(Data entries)
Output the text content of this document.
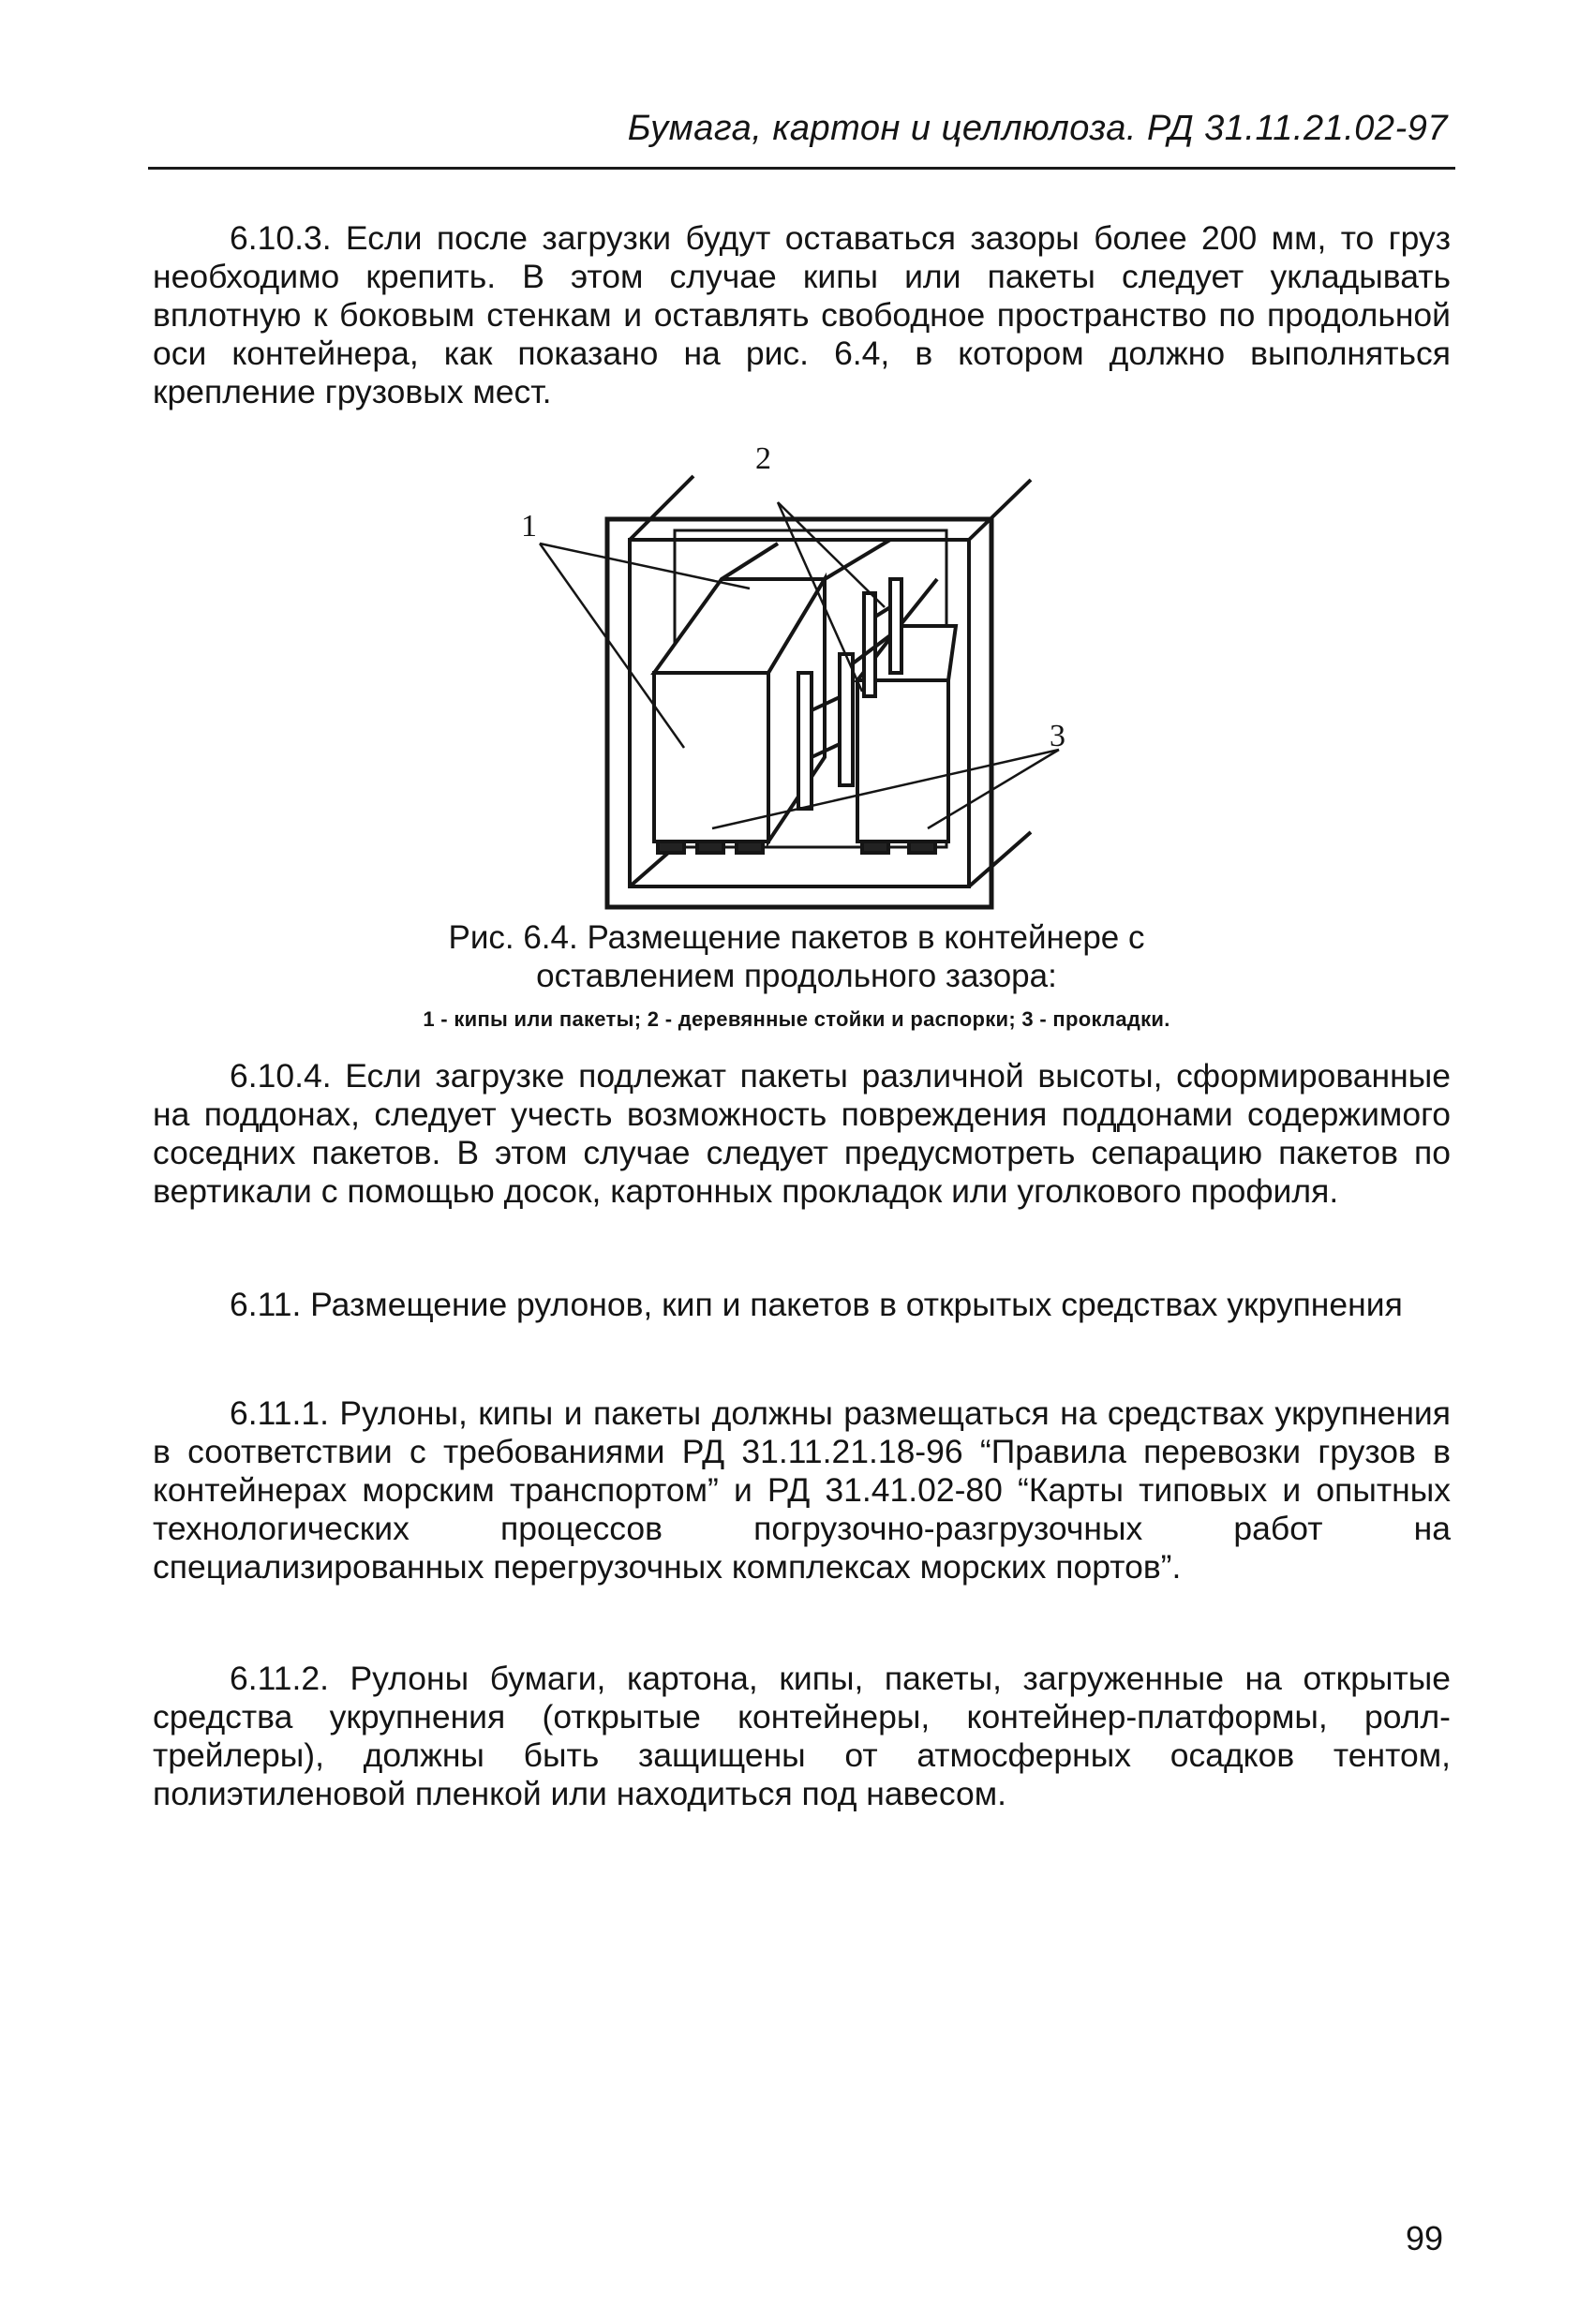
Бумага, картон и целлюлоза. РД 31.11.21.02-97

6.10.3. Если после загрузки будут оставаться зазоры более 200 мм, то груз необходимо крепить. В этом случае кипы или пакеты следует укладывать вплотную к боковым стенкам и оставлять свободное пространство по продольной оси контейнера, как показано на рис. 6.4, в котором должно выполняться крепление грузовых мест.

1
2
3
Рис. 6.4. Размещение пакетов в контейнере с
оставлением продольного зазора:
1 - кипы или пакеты; 2 - деревянные стойки и распорки; 3 - прокладки.

6.10.4. Если загрузке подлежат пакеты различной высоты, сформированные на поддонах, следует учесть возможность повреждения поддонами содержимого соседних пакетов. В этом случае следует предусмотреть сепарацию пакетов по вертикали с помощью досок, картонных прокладок или уголкового профиля.

6.11. Размещение рулонов, кип и пакетов в открытых средствах укрупнения

6.11.1. Рулоны, кипы и пакеты должны размещаться на средствах укрупнения в соответствии с требованиями РД 31.11.21.18-96 “Правила перевозки грузов в контейнерах морским транспортом” и РД 31.41.02-80 “Карты типовых и опытных технологических процессов погрузочно-разгрузочных работ на специализированных перегрузочных комплексах морских портов”.

6.11.2. Рулоны бумаги, картона, кипы, пакеты, загруженные на открытые средства укрупнения (открытые контейнеры, контейнер-платформы, ролл-трейлеры), должны быть защищены от атмосферных осадков тентом, полиэтиленовой пленкой или находиться под навесом.

99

TO BE DONE:
Your task is to report how many lines of the material include the string "средствах". Give the number and no other words.

TASK SOLUTION:
2